[Opening TEXT PROVIDED section]

Chen will also be announcing a new channel sales partner in the coming 90 days, so I look forward to seeing that.
Patents and Outlook
The patents are well sold if one accounts for the associated costs of operating them and the outlook is fine, with the market again fixating on short term candy.
In the Q3 2022 ER review, I brought to your attention that “unusual items”, related to the unwinding of the legacy business, were dragging Blackberry´s bottom line (further) into the red than otherwise. I speculated that these expenses were coming to an end with the patent sale and so it has turned out. This is where a lot of the EPS surprise has come from (hello, sell side analysts).
When assessing the fair value of the patents Blackberry sold during this quarter for $600m, most were only looking at the revenue these patents were generating. The matter of the fact was that the costs associated to them were simply being accounted for as having nothing to do with Blackberry´s new business. Gone the patents (Blackberry phones), gone the expenses.
Note: $450m of the $600m was due at close yesterday.

[Closing TEXT PROVIDED section]

■ EXERCISE DETAILS:
Please answer from the text above on Blackberry's patent sale: how much was due at close yesterday?

[Opening DATASET RECORDS section]

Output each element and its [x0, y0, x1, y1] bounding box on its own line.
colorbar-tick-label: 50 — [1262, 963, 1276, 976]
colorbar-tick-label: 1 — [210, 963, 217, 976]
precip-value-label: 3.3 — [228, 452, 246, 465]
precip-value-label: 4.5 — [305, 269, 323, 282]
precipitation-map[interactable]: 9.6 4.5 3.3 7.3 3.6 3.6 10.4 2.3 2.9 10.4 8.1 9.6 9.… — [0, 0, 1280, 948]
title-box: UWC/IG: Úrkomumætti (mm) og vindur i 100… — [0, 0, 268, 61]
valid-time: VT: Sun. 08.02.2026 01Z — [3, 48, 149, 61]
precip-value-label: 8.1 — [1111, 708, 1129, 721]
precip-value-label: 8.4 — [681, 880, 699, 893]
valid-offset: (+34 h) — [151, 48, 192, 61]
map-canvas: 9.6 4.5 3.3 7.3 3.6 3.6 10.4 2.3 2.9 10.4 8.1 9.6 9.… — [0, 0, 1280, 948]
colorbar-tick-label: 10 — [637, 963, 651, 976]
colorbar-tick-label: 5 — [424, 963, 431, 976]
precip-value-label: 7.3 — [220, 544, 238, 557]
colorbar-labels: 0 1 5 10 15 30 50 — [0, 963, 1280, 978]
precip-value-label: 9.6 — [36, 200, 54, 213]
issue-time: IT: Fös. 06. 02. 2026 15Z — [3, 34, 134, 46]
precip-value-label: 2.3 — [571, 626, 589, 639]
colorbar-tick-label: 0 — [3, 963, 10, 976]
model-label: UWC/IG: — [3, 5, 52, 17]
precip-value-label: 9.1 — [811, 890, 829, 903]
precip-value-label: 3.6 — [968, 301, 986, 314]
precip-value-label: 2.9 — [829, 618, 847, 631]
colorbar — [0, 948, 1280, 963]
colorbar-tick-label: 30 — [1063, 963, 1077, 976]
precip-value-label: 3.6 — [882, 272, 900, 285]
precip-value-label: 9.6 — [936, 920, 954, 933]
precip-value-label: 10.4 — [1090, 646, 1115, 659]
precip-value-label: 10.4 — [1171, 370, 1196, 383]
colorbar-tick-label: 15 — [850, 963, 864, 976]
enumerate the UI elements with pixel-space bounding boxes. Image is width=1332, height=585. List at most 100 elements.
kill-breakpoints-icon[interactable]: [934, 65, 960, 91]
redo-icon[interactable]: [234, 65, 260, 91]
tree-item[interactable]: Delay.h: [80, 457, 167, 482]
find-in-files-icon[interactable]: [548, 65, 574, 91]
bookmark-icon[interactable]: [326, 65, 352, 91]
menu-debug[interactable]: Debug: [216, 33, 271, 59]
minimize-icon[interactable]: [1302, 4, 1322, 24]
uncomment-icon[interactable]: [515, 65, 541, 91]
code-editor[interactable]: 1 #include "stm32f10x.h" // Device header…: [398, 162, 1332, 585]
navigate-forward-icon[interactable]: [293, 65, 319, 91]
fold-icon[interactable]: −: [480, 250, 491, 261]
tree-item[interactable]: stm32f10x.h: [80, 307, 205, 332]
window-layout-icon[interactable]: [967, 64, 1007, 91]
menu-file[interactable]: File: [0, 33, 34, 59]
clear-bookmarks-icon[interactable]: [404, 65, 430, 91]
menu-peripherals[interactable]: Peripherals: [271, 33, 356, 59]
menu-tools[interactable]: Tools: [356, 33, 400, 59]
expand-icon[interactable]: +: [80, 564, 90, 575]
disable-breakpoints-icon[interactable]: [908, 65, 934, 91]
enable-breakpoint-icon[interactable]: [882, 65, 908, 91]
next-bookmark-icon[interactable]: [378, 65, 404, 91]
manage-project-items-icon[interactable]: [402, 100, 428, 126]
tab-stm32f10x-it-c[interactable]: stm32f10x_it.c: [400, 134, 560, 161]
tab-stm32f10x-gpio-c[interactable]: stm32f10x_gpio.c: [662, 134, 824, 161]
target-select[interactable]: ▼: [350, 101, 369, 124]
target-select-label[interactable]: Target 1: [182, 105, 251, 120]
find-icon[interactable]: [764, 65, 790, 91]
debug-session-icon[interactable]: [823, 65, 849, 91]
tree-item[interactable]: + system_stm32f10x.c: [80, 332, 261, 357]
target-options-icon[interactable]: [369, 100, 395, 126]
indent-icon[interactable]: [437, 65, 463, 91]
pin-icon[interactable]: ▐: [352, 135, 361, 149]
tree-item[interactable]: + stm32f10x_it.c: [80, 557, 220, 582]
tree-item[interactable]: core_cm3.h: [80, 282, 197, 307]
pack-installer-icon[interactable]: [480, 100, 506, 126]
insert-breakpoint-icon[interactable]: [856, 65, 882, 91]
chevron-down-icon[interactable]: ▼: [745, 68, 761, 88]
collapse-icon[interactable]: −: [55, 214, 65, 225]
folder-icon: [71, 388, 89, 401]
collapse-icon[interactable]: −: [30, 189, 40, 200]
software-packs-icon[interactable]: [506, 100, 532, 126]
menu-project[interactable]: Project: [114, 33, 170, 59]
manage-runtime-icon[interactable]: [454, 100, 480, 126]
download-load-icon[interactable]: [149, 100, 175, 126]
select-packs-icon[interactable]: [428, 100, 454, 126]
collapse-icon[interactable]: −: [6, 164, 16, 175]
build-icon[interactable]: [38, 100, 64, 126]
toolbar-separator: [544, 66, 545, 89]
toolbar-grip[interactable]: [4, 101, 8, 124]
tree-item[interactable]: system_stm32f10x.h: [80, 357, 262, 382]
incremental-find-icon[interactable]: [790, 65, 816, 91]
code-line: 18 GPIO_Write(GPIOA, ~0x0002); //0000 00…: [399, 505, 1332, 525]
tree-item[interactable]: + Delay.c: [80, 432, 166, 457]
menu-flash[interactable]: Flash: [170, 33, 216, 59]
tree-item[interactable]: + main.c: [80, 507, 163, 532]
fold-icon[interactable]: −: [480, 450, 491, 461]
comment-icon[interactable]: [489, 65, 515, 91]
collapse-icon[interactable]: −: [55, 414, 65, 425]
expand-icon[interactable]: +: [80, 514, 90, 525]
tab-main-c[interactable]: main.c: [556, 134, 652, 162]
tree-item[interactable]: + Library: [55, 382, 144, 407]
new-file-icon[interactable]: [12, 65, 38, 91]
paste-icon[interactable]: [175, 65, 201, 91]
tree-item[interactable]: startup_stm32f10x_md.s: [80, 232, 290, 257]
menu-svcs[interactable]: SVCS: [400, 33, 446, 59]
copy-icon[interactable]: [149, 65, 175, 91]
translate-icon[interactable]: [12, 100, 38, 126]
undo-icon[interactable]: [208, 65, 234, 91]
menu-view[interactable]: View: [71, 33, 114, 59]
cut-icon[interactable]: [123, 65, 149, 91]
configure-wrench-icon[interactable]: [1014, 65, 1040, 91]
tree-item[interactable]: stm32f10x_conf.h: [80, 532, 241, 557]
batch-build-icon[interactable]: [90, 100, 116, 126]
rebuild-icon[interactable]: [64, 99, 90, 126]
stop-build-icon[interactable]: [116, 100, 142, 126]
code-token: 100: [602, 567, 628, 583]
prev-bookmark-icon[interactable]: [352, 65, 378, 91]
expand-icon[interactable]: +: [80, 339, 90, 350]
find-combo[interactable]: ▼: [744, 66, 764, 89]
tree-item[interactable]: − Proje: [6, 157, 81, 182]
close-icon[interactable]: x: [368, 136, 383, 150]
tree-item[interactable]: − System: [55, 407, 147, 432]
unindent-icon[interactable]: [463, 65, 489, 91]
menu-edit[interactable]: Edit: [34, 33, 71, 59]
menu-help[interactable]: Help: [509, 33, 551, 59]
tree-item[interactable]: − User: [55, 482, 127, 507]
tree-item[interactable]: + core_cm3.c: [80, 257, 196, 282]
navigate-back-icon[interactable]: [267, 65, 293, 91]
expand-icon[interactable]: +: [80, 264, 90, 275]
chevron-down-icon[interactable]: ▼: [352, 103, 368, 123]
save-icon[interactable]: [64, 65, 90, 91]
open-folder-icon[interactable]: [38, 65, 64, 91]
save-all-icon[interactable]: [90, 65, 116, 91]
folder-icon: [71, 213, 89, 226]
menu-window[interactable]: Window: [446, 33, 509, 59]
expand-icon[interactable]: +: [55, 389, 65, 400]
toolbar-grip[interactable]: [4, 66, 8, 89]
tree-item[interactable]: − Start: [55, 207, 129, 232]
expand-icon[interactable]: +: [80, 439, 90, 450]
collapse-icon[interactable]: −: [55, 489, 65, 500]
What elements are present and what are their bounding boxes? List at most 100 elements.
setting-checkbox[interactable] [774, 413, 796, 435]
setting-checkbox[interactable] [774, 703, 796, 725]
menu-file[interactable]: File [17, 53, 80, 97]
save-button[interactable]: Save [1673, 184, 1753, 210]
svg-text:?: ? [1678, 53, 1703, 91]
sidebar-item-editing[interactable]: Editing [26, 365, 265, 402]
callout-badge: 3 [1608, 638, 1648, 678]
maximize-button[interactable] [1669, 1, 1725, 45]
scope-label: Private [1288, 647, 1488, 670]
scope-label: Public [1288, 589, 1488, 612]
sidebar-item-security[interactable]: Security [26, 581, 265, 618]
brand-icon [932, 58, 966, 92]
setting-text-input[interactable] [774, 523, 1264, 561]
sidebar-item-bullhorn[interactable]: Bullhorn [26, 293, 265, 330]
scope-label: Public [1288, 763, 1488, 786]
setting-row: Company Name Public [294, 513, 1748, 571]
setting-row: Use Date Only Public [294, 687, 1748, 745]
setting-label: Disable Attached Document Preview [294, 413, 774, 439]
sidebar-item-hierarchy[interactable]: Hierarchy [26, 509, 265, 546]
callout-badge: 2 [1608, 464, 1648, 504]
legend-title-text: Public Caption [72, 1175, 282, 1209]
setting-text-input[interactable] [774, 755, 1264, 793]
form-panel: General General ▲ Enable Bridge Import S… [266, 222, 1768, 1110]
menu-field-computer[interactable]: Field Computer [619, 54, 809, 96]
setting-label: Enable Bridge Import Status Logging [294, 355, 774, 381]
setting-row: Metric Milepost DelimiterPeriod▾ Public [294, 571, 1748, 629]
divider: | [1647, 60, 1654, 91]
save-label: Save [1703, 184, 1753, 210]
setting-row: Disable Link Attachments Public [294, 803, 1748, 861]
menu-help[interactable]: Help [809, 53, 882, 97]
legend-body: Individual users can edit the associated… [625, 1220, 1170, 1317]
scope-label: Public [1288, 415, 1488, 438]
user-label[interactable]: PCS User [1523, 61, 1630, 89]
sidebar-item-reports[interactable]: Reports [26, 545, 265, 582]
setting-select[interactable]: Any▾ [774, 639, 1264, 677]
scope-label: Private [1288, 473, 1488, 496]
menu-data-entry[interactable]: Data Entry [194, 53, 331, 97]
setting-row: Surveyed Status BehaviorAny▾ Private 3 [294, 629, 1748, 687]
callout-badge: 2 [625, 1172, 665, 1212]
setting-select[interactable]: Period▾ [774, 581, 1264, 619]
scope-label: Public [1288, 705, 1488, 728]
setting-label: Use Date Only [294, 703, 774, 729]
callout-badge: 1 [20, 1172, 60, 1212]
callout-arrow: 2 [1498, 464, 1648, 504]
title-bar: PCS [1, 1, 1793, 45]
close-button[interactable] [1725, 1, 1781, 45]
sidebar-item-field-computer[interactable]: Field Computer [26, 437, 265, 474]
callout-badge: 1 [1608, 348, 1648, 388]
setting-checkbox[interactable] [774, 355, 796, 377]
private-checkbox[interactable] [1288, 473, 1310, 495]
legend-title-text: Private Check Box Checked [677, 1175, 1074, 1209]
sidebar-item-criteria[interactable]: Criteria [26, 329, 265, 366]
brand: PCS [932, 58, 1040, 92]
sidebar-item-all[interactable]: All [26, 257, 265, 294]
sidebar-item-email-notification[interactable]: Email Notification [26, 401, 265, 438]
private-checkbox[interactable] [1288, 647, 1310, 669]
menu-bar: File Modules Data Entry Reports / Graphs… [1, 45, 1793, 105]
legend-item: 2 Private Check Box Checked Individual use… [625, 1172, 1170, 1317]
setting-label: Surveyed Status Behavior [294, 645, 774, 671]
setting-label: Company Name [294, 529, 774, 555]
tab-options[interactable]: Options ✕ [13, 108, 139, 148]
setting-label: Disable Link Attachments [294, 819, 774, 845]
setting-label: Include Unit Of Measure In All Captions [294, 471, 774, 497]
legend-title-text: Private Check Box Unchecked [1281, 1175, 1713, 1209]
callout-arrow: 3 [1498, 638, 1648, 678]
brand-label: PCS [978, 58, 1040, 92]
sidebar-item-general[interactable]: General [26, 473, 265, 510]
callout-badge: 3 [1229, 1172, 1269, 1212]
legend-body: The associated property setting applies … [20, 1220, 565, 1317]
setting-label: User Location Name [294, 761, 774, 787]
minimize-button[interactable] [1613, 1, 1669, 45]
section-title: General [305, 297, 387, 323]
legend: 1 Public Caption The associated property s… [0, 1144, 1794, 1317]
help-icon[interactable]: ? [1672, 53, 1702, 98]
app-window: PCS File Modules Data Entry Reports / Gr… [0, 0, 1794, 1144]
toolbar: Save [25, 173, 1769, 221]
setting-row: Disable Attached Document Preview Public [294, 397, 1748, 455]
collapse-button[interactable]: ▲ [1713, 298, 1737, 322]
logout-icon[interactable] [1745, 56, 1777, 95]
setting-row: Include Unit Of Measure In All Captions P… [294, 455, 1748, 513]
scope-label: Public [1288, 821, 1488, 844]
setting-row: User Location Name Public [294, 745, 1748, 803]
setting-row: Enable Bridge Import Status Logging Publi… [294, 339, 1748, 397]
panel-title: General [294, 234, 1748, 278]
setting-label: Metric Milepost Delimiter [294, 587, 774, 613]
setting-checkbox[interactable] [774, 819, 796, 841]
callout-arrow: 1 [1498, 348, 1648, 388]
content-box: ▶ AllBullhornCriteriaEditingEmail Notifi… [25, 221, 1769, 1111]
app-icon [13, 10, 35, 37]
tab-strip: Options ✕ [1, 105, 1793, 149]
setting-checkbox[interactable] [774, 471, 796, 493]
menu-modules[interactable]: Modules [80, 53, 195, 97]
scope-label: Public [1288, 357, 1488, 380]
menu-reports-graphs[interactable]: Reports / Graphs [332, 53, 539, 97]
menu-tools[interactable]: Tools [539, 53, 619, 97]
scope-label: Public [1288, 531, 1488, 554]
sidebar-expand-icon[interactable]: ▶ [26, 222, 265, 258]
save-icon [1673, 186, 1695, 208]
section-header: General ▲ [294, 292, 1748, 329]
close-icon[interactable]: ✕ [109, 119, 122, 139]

[Closing DATASET RECORDS section]

■ SOLVED EXERCISE:
$450m of the $600m was due at close yesterday.